## [GIVEN INSTRUCTION]
Go through the records and extract every line with the word "cyklister".

## [RECORDS PROVIDED]
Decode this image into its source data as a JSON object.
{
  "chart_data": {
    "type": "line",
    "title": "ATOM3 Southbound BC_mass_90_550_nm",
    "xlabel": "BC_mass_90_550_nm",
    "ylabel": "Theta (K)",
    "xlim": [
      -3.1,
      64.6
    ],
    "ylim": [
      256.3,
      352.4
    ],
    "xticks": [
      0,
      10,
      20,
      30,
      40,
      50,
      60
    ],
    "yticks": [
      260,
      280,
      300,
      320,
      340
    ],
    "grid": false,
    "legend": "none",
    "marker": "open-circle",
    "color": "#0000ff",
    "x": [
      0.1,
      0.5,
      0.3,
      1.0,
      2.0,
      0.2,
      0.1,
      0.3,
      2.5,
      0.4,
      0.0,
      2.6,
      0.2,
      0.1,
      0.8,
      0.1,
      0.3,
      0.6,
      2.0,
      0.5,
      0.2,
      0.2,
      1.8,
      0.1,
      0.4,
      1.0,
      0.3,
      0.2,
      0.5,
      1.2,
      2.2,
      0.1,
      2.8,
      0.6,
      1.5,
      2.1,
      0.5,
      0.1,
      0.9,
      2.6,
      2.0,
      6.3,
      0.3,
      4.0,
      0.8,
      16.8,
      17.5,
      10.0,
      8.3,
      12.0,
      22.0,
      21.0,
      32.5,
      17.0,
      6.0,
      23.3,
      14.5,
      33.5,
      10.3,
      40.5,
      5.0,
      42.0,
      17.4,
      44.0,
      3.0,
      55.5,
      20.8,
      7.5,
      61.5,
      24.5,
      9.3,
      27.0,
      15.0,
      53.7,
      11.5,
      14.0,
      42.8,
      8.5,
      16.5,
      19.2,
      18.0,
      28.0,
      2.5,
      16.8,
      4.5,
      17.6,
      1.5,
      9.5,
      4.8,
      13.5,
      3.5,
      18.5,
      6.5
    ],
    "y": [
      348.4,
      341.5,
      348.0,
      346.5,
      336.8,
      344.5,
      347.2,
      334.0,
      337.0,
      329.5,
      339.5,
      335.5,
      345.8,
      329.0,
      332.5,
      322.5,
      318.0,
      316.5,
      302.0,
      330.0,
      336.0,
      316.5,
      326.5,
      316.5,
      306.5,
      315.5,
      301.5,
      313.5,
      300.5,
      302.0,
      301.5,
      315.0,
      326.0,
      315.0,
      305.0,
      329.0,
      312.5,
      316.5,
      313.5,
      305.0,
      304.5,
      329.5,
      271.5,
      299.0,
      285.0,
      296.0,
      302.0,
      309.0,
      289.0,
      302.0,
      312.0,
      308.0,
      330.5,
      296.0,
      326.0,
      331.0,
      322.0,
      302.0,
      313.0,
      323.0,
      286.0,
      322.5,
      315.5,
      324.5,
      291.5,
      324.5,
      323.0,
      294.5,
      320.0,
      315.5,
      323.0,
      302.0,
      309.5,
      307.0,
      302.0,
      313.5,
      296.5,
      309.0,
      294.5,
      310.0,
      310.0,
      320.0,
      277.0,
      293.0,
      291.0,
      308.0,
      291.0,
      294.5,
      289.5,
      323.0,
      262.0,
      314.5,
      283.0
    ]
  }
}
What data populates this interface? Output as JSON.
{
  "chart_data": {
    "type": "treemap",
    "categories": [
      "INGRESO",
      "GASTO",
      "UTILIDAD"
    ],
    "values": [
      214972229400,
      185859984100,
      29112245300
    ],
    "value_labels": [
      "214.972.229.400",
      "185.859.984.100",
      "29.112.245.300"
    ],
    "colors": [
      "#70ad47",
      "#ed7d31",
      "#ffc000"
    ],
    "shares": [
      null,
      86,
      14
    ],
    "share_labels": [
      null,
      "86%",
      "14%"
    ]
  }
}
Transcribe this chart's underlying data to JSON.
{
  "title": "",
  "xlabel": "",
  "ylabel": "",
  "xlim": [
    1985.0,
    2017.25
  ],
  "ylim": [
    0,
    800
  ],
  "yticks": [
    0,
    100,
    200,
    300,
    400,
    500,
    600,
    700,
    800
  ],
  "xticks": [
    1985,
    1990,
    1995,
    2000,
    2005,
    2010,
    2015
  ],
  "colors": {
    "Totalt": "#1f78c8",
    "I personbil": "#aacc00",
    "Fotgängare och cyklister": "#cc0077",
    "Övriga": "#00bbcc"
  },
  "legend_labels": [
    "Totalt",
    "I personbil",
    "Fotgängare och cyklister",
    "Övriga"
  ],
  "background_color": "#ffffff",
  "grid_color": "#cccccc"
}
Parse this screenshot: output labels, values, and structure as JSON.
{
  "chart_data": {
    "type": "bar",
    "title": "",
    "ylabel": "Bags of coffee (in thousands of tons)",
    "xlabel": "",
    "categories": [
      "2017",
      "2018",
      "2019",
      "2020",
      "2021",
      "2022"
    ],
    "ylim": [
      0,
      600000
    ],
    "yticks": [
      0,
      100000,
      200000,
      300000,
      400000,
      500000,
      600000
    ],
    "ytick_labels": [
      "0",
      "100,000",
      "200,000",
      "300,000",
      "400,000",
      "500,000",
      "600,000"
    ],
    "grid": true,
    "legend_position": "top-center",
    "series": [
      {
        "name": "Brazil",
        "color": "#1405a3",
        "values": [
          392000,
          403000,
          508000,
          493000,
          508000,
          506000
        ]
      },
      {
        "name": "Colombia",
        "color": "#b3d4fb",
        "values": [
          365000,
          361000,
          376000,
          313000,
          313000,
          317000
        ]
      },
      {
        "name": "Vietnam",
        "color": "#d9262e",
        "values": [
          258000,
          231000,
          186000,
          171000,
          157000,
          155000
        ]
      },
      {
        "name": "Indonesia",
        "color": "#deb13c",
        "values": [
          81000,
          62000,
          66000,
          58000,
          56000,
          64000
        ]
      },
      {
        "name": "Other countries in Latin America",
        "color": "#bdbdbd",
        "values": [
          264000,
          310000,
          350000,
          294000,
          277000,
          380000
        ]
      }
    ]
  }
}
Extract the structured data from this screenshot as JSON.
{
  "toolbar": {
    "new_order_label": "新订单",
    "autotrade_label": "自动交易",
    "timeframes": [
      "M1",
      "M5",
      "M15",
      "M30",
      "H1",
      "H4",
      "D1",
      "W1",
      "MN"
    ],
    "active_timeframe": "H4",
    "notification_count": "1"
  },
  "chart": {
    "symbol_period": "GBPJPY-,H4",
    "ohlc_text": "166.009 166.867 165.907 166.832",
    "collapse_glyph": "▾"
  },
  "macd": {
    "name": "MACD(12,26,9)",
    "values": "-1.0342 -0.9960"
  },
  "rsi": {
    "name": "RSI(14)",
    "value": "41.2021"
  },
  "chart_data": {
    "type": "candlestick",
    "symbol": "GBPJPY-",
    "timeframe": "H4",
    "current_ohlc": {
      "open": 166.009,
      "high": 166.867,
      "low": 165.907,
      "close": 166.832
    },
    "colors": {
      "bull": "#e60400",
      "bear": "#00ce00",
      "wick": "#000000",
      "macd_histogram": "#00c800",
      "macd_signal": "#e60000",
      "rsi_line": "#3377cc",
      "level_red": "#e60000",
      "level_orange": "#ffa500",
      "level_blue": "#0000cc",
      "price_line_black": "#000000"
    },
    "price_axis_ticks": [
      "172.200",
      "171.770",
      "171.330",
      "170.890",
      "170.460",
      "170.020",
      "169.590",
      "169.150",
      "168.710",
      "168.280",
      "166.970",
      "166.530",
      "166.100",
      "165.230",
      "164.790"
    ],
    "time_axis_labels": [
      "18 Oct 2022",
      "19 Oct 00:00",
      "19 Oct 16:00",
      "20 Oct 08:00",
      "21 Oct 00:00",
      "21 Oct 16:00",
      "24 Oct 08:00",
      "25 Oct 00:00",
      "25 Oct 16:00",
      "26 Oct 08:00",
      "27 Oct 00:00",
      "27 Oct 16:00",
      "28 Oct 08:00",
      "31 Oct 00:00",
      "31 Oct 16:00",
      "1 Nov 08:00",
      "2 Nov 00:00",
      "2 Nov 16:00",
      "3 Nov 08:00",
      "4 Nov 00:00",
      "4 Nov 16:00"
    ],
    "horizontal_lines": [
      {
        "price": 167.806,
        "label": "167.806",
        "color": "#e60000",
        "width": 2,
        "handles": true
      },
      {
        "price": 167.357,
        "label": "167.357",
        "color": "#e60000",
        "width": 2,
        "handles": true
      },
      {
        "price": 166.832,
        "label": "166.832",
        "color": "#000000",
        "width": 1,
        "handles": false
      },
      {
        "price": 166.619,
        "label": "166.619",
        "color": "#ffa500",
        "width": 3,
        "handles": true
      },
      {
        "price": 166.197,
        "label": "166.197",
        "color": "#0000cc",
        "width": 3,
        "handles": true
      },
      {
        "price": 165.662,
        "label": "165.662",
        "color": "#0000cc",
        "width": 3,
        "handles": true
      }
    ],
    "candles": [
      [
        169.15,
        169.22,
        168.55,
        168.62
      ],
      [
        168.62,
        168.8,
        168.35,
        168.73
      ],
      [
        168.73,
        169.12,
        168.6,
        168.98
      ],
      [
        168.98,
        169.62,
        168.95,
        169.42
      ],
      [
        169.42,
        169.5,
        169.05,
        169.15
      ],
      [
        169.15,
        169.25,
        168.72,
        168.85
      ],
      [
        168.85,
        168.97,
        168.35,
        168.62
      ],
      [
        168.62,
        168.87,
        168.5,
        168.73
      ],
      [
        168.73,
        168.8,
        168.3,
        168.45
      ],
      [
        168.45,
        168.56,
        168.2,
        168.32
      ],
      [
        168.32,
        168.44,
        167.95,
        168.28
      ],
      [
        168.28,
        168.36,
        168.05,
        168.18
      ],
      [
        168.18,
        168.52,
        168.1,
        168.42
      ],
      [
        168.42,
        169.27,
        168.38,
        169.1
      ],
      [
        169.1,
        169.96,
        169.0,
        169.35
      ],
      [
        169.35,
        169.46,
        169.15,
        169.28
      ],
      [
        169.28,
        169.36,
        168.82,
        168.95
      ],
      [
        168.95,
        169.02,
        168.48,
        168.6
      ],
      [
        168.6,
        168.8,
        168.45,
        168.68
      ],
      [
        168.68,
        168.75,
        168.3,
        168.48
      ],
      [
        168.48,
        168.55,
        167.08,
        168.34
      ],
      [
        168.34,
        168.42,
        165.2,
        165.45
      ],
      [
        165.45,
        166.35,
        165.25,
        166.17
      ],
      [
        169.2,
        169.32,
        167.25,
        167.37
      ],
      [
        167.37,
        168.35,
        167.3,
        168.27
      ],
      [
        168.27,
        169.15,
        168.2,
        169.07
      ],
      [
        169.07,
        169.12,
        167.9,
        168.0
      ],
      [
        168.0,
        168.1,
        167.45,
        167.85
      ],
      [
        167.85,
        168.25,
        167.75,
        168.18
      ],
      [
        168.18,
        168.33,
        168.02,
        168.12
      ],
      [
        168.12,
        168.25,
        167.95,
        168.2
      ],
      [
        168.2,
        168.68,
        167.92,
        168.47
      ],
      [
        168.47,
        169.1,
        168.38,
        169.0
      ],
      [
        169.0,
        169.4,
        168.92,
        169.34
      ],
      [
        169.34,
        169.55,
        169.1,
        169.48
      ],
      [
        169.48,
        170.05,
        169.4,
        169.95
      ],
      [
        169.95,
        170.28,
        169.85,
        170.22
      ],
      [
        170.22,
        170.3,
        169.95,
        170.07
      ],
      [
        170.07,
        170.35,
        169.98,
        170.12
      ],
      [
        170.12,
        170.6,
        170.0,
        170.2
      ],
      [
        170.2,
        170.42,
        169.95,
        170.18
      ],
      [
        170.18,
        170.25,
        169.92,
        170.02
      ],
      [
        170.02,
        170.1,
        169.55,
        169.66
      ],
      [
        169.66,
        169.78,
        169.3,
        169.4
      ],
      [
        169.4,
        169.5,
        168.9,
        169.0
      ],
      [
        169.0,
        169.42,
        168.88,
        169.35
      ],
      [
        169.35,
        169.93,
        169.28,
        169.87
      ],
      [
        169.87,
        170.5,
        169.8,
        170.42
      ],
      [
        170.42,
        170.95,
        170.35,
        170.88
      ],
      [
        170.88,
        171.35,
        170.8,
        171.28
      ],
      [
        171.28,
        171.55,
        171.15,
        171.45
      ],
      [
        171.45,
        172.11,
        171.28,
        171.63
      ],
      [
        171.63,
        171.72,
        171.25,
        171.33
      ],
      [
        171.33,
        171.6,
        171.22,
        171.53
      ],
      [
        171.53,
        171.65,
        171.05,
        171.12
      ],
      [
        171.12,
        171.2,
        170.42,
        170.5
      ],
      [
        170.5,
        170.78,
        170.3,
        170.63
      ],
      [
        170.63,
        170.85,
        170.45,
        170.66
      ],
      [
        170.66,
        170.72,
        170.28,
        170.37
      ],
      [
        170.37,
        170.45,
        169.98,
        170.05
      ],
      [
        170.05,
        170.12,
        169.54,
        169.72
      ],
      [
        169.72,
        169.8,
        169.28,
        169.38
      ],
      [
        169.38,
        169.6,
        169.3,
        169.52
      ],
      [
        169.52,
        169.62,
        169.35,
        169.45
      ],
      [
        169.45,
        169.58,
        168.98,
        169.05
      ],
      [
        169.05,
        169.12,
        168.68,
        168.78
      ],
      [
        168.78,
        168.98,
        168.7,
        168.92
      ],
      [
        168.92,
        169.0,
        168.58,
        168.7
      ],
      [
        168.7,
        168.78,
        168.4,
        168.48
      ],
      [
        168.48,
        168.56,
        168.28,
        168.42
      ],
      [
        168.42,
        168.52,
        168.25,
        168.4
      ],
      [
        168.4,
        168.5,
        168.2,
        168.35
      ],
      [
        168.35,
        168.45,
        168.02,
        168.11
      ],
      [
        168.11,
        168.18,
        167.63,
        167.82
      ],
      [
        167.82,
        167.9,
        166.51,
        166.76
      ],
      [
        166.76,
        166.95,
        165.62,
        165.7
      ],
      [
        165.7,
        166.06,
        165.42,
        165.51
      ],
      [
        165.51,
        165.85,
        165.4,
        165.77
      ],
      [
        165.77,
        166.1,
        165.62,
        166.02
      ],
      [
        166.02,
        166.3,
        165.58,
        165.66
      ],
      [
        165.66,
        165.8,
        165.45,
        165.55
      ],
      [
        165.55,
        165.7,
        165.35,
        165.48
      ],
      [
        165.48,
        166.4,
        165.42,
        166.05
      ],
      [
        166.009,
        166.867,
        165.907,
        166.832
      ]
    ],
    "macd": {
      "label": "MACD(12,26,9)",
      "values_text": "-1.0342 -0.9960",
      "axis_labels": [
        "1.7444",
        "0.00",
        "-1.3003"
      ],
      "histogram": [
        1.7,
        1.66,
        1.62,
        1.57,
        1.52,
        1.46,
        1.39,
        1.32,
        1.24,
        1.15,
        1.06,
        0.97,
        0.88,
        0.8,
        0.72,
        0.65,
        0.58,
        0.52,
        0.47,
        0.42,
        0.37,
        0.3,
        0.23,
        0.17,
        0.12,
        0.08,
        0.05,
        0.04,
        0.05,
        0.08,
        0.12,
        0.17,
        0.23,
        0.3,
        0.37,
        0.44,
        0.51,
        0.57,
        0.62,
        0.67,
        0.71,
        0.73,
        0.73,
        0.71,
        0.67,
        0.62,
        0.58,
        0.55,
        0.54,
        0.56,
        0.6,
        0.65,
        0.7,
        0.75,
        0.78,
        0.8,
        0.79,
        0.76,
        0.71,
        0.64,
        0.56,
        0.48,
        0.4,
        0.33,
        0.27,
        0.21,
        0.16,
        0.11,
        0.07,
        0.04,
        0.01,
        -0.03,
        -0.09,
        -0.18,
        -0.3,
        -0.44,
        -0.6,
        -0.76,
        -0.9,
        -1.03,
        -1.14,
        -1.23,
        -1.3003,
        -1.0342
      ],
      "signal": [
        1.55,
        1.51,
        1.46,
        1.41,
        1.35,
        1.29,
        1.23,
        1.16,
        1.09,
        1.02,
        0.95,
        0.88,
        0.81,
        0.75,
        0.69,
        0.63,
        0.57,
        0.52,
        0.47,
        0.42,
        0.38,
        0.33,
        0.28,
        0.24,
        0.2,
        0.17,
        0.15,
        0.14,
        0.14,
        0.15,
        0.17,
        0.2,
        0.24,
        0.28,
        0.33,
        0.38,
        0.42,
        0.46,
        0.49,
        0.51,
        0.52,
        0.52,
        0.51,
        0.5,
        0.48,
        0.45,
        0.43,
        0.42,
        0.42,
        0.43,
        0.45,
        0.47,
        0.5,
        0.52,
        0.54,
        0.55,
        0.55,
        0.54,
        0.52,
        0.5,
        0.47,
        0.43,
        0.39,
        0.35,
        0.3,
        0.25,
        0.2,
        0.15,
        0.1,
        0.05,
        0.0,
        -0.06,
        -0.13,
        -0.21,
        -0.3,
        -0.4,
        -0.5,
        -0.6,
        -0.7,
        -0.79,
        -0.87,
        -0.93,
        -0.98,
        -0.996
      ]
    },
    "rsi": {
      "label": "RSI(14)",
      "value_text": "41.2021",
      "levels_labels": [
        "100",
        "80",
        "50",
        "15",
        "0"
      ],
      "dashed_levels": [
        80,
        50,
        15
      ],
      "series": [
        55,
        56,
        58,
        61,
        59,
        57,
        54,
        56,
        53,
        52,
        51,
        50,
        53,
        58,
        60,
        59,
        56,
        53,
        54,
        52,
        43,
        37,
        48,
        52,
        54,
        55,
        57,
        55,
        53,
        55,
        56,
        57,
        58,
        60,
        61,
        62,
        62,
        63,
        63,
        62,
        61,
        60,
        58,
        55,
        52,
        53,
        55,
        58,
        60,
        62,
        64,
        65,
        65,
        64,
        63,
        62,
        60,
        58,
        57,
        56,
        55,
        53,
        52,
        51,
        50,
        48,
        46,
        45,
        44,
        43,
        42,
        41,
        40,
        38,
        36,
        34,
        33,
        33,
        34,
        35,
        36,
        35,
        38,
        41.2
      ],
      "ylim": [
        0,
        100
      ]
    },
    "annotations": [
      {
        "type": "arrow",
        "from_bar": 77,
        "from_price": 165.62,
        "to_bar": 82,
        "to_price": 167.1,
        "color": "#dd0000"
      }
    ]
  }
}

## [FINISHED EXERCISE]
    "Fotgängare och cyklister": "#cc0077",
    "Fotgängare och cyklister",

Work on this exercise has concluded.